The input:
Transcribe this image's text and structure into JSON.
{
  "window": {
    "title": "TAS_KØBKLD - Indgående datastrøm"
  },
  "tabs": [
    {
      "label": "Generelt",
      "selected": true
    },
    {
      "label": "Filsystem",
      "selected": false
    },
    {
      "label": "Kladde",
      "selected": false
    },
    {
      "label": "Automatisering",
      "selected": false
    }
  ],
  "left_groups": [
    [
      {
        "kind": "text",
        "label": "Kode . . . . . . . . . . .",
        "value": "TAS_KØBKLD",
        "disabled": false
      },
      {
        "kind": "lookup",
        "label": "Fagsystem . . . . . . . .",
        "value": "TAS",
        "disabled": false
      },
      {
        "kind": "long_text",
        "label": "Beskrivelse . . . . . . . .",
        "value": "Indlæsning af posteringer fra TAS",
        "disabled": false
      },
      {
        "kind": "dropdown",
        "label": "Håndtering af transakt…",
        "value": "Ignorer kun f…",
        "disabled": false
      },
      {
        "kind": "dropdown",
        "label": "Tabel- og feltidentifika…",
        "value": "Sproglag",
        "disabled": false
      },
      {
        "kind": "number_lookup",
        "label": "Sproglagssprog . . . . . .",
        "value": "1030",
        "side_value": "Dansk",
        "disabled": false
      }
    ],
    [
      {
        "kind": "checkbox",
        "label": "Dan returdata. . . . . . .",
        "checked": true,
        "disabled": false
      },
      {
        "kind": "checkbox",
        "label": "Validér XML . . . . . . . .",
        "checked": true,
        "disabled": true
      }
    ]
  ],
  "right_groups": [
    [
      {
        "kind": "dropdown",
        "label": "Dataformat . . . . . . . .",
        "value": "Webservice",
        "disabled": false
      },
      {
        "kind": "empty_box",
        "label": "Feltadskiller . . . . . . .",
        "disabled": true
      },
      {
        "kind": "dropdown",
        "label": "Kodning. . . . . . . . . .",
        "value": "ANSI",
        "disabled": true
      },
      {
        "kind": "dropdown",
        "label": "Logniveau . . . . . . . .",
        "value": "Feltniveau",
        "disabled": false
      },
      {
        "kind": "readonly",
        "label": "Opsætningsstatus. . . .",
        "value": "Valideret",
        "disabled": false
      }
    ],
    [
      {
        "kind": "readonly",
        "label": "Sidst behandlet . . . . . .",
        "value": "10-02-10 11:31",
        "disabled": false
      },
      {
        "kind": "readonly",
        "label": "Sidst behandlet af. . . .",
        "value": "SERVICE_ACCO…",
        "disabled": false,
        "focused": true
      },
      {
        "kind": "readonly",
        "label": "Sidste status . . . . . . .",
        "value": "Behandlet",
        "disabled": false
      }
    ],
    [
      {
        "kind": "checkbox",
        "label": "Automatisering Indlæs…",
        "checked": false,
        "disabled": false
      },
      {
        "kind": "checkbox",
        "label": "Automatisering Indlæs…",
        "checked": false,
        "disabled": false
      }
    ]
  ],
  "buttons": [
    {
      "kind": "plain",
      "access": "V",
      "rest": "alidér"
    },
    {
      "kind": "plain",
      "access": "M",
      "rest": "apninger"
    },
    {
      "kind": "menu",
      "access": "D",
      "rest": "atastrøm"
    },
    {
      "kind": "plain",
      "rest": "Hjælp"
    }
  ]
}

Short problem:
Output the whole listing above again, word for word.

Correct response:
Transcribe this image's text and structure into JSON.
{
  "window": {
    "title": "TAS_KØBKLD - Indgående datastrøm"
  },
  "tabs": [
    {
      "label": "Generelt",
      "selected": true
    },
    {
      "label": "Filsystem",
      "selected": false
    },
    {
      "label": "Kladde",
      "selected": false
    },
    {
      "label": "Automatisering",
      "selected": false
    }
  ],
  "left_groups": [
    [
      {
        "kind": "text",
        "label": "Kode . . . . . . . . . . .",
        "value": "TAS_KØBKLD",
        "disabled": false
      },
      {
        "kind": "lookup",
        "label": "Fagsystem . . . . . . . .",
        "value": "TAS",
        "disabled": false
      },
      {
        "kind": "long_text",
        "label": "Beskrivelse . . . . . . . .",
        "value": "Indlæsning af posteringer fra TAS",
        "disabled": false
      },
      {
        "kind": "dropdown",
        "label": "Håndtering af transakt…",
        "value": "Ignorer kun f…",
        "disabled": false
      },
      {
        "kind": "dropdown",
        "label": "Tabel- og feltidentifika…",
        "value": "Sproglag",
        "disabled": false
      },
      {
        "kind": "number_lookup",
        "label": "Sproglagssprog . . . . . .",
        "value": "1030",
        "side_value": "Dansk",
        "disabled": false
      }
    ],
    [
      {
        "kind": "checkbox",
        "label": "Dan returdata. . . . . . .",
        "checked": true,
        "disabled": false
      },
      {
        "kind": "checkbox",
        "label": "Validér XML . . . . . . . .",
        "checked": true,
        "disabled": true
      }
    ]
  ],
  "right_groups": [
    [
      {
        "kind": "dropdown",
        "label": "Dataformat . . . . . . . .",
        "value": "Webservice",
        "disabled": false
      },
      {
        "kind": "empty_box",
        "label": "Feltadskiller . . . . . . .",
        "disabled": true
      },
      {
        "kind": "dropdown",
        "label": "Kodning. . . . . . . . . .",
        "value": "ANSI",
        "disabled": true
      },
      {
        "kind": "dropdown",
        "label": "Logniveau . . . . . . . .",
        "value": "Feltniveau",
        "disabled": false
      },
      {
        "kind": "readonly",
        "label": "Opsætningsstatus. . . .",
        "value": "Valideret",
        "disabled": false
      }
    ],
    [
      {
        "kind": "readonly",
        "label": "Sidst behandlet . . . . . .",
        "value": "10-02-10 11:31",
        "disabled": false
      },
      {
        "kind": "readonly",
        "label": "Sidst behandlet af. . . .",
        "value": "SERVICE_ACCO…",
        "disabled": false,
        "focused": true
      },
      {
        "kind": "readonly",
        "label": "Sidste status . . . . . . .",
        "value": "Behandlet",
        "disabled": false
      }
    ],
    [
      {
        "kind": "checkbox",
        "label": "Automatisering Indlæs…",
        "checked": false,
        "disabled": false
      },
      {
        "kind": "checkbox",
        "label": "Automatisering Indlæs…",
        "checked": false,
        "disabled": false
      }
    ]
  ],
  "buttons": [
    {
      "kind": "plain",
      "access": "V",
      "rest": "alidér"
    },
    {
      "kind": "plain",
      "access": "M",
      "rest": "apninger"
    },
    {
      "kind": "menu",
      "access": "D",
      "rest": "atastrøm"
    },
    {
      "kind": "plain",
      "rest": "Hjælp"
    }
  ]
}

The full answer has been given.